Stored data:

________________________

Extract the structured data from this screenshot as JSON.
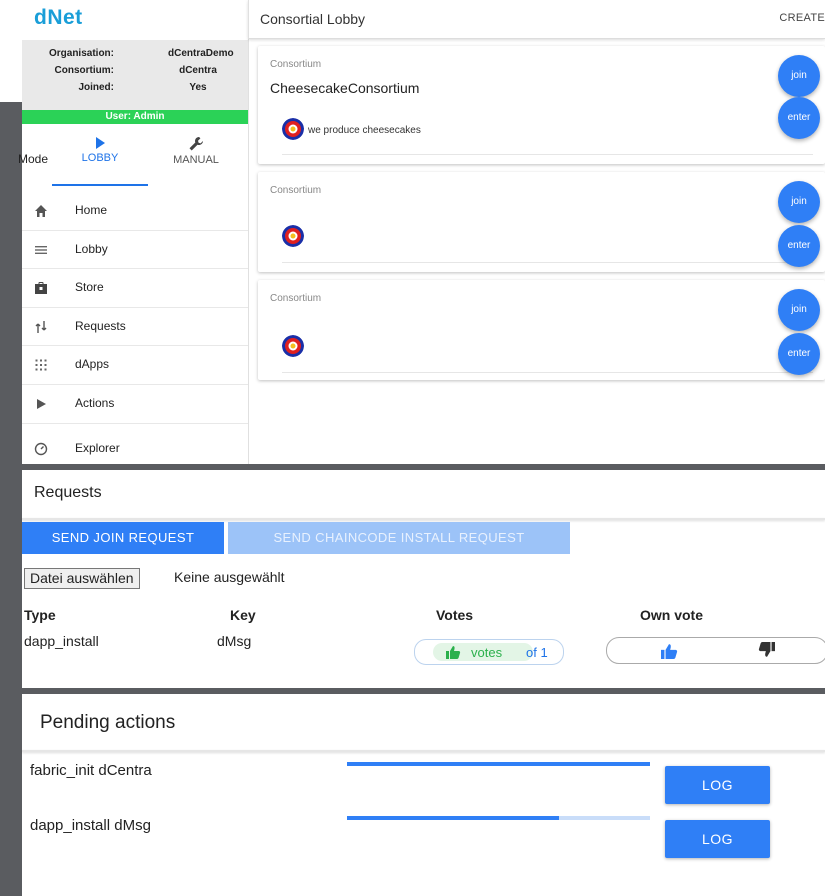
{
  "app": {
    "logo": "dNet"
  },
  "sidebar": {
    "org": [
      {
        "key": "Organisation:",
        "value": "dCentraDemo"
      },
      {
        "key": "Consortium:",
        "value": "dCentra"
      },
      {
        "key": "Joined:",
        "value": "Yes"
      }
    ],
    "user": "User: Admin",
    "mode_label": "Mode",
    "nav": {
      "lobby": "LOBBY",
      "manual": "MANUAL"
    },
    "menu": [
      {
        "label": "Home",
        "icon": "home-icon"
      },
      {
        "label": "Lobby",
        "icon": "menu-icon"
      },
      {
        "label": "Store",
        "icon": "store-icon"
      },
      {
        "label": "Requests",
        "icon": "requests-icon"
      },
      {
        "label": "dApps",
        "icon": "apps-icon"
      },
      {
        "label": "Actions",
        "icon": "play-icon"
      },
      {
        "label": "Explorer",
        "icon": "explorer-icon"
      }
    ]
  },
  "header": {
    "title": "Consortial Lobby",
    "create": "CREATE"
  },
  "consortia": [
    {
      "label": "Consortium",
      "name": "CheesecakeConsortium",
      "description": "we produce cheesecakes",
      "join": "join",
      "enter": "enter"
    },
    {
      "label": "Consortium",
      "name": "",
      "description": "",
      "join": "join",
      "enter": "enter"
    },
    {
      "label": "Consortium",
      "name": "",
      "description": "",
      "join": "join",
      "enter": "enter"
    }
  ],
  "requests": {
    "title": "Requests",
    "send_join": "SEND JOIN REQUEST",
    "send_chaincode": "SEND CHAINCODE INSTALL REQUEST",
    "file_button": "Datei auswählen",
    "file_status": "Keine ausgewählt",
    "columns": {
      "type": "Type",
      "key": "Key",
      "votes": "Votes",
      "own_vote": "Own vote"
    },
    "rows": [
      {
        "type": "dapp_install",
        "key": "dMsg",
        "votes_label": "votes",
        "votes_of": "of 1"
      }
    ]
  },
  "pending": {
    "title": "Pending actions",
    "items": [
      {
        "label": "fabric_init dCentra",
        "progress": 1.0,
        "log": "LOG"
      },
      {
        "label": "dapp_install dMsg",
        "progress": 0.7,
        "log": "LOG"
      }
    ]
  },
  "colors": {
    "primary": "#2f7ff6",
    "user_bar": "#2bd257",
    "logo": "#1a9ed8"
  }
}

________________________

**TASK GOAL**
Leave out the pictures and copy everything else in the records word for word.

**TASK RESULT**
Extract the structured data from this screenshot as JSON.
{
  "app": {
    "logo": "dNet"
  },
  "sidebar": {
    "org": [
      {
        "key": "Organisation:",
        "value": "dCentraDemo"
      },
      {
        "key": "Consortium:",
        "value": "dCentra"
      },
      {
        "key": "Joined:",
        "value": "Yes"
      }
    ],
    "user": "User: Admin",
    "mode_label": "Mode",
    "nav": {
      "lobby": "LOBBY",
      "manual": "MANUAL"
    },
    "menu": [
      {
        "label": "Home",
        "icon": "home-icon"
      },
      {
        "label": "Lobby",
        "icon": "menu-icon"
      },
      {
        "label": "Store",
        "icon": "store-icon"
      },
      {
        "label": "Requests",
        "icon": "requests-icon"
      },
      {
        "label": "dApps",
        "icon": "apps-icon"
      },
      {
        "label": "Actions",
        "icon": "play-icon"
      },
      {
        "label": "Explorer",
        "icon": "explorer-icon"
      }
    ]
  },
  "header": {
    "title": "Consortial Lobby",
    "create": "CREATE"
  },
  "consortia": [
    {
      "label": "Consortium",
      "name": "CheesecakeConsortium",
      "description": "we produce cheesecakes",
      "join": "join",
      "enter": "enter"
    },
    {
      "label": "Consortium",
      "name": "",
      "description": "",
      "join": "join",
      "enter": "enter"
    },
    {
      "label": "Consortium",
      "name": "",
      "description": "",
      "join": "join",
      "enter": "enter"
    }
  ],
  "requests": {
    "title": "Requests",
    "send_join": "SEND JOIN REQUEST",
    "send_chaincode": "SEND CHAINCODE INSTALL REQUEST",
    "file_button": "Datei auswählen",
    "file_status": "Keine ausgewählt",
    "columns": {
      "type": "Type",
      "key": "Key",
      "votes": "Votes",
      "own_vote": "Own vote"
    },
    "rows": [
      {
        "type": "dapp_install",
        "key": "dMsg",
        "votes_label": "votes",
        "votes_of": "of 1"
      }
    ]
  },
  "pending": {
    "title": "Pending actions",
    "items": [
      {
        "label": "fabric_init dCentra",
        "progress": 1.0,
        "log": "LOG"
      },
      {
        "label": "dapp_install dMsg",
        "progress": 0.7,
        "log": "LOG"
      }
    ]
  },
  "colors": {
    "primary": "#2f7ff6",
    "user_bar": "#2bd257",
    "logo": "#1a9ed8"
  }
}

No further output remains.